-- start --

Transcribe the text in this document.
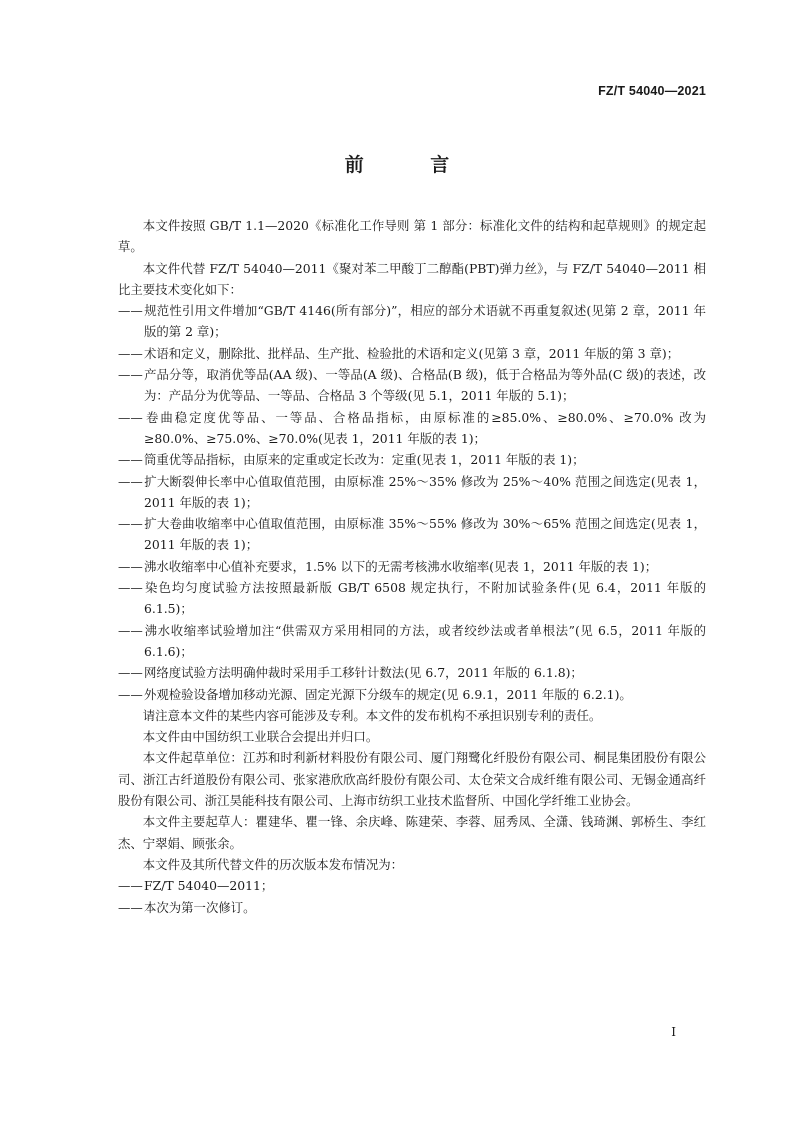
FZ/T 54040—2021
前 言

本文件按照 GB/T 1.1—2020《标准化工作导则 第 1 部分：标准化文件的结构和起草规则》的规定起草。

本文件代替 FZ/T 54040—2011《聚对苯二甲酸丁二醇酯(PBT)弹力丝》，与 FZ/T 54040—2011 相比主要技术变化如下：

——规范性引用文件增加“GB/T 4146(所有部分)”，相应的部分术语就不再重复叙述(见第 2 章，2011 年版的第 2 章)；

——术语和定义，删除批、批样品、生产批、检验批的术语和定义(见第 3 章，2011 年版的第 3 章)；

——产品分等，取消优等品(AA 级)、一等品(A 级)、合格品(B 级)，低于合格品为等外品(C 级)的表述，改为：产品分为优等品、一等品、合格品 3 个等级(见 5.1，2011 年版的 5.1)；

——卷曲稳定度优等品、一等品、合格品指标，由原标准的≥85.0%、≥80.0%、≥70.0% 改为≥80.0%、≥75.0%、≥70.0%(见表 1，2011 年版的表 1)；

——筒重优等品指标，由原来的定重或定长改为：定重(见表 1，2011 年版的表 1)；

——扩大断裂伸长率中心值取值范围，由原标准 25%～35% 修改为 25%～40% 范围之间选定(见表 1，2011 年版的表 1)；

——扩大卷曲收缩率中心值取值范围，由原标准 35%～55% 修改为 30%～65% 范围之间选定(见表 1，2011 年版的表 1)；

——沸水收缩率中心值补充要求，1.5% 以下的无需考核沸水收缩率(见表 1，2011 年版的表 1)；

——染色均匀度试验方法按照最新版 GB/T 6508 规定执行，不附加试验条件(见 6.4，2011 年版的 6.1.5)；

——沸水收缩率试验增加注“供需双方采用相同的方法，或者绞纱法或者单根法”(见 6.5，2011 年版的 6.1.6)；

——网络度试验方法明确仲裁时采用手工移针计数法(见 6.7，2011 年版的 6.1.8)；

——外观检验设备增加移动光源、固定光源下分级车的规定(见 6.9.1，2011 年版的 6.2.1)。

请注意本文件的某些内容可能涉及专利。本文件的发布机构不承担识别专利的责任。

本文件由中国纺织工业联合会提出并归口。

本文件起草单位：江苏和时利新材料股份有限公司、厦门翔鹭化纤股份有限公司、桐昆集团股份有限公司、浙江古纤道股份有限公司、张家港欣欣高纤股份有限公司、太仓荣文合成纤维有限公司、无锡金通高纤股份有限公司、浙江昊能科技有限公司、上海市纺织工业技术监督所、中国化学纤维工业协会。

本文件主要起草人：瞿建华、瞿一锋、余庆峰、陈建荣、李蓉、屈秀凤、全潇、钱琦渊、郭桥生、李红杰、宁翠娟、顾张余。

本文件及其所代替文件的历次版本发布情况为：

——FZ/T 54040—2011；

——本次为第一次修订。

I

-- end --

▶ _Work to do_
Write the entries above out in full, exactly, with no images.

▶ _Written answer_
Transcribe the text in this document.
FZ/T 54040—2021
前 言

本文件按照 GB/T 1.1—2020《标准化工作导则 第 1 部分：标准化文件的结构和起草规则》的规定起草。

本文件代替 FZ/T 54040—2011《聚对苯二甲酸丁二醇酯(PBT)弹力丝》，与 FZ/T 54040—2011 相比主要技术变化如下：

——规范性引用文件增加“GB/T 4146(所有部分)”，相应的部分术语就不再重复叙述(见第 2 章，2011 年版的第 2 章)；

——术语和定义，删除批、批样品、生产批、检验批的术语和定义(见第 3 章，2011 年版的第 3 章)；

——产品分等，取消优等品(AA 级)、一等品(A 级)、合格品(B 级)，低于合格品为等外品(C 级)的表述，改为：产品分为优等品、一等品、合格品 3 个等级(见 5.1，2011 年版的 5.1)；

——卷曲稳定度优等品、一等品、合格品指标，由原标准的≥85.0%、≥80.0%、≥70.0% 改为≥80.0%、≥75.0%、≥70.0%(见表 1，2011 年版的表 1)；

——筒重优等品指标，由原来的定重或定长改为：定重(见表 1，2011 年版的表 1)；

——扩大断裂伸长率中心值取值范围，由原标准 25%～35% 修改为 25%～40% 范围之间选定(见表 1，2011 年版的表 1)；

——扩大卷曲收缩率中心值取值范围，由原标准 35%～55% 修改为 30%～65% 范围之间选定(见表 1，2011 年版的表 1)；

——沸水收缩率中心值补充要求，1.5% 以下的无需考核沸水收缩率(见表 1，2011 年版的表 1)；

——染色均匀度试验方法按照最新版 GB/T 6508 规定执行，不附加试验条件(见 6.4，2011 年版的 6.1.5)；

——沸水收缩率试验增加注“供需双方采用相同的方法，或者绞纱法或者单根法”(见 6.5，2011 年版的 6.1.6)；

——网络度试验方法明确仲裁时采用手工移针计数法(见 6.7，2011 年版的 6.1.8)；

——外观检验设备增加移动光源、固定光源下分级车的规定(见 6.9.1，2011 年版的 6.2.1)。

请注意本文件的某些内容可能涉及专利。本文件的发布机构不承担识别专利的责任。

本文件由中国纺织工业联合会提出并归口。

本文件起草单位：江苏和时利新材料股份有限公司、厦门翔鹭化纤股份有限公司、桐昆集团股份有限公司、浙江古纤道股份有限公司、张家港欣欣高纤股份有限公司、太仓荣文合成纤维有限公司、无锡金通高纤股份有限公司、浙江昊能科技有限公司、上海市纺织工业技术监督所、中国化学纤维工业协会。

本文件主要起草人：瞿建华、瞿一锋、余庆峰、陈建荣、李蓉、屈秀凤、全潇、钱琦渊、郭桥生、李红杰、宁翠娟、顾张余。

本文件及其所代替文件的历次版本发布情况为：

——FZ/T 54040—2011；

——本次为第一次修订。

I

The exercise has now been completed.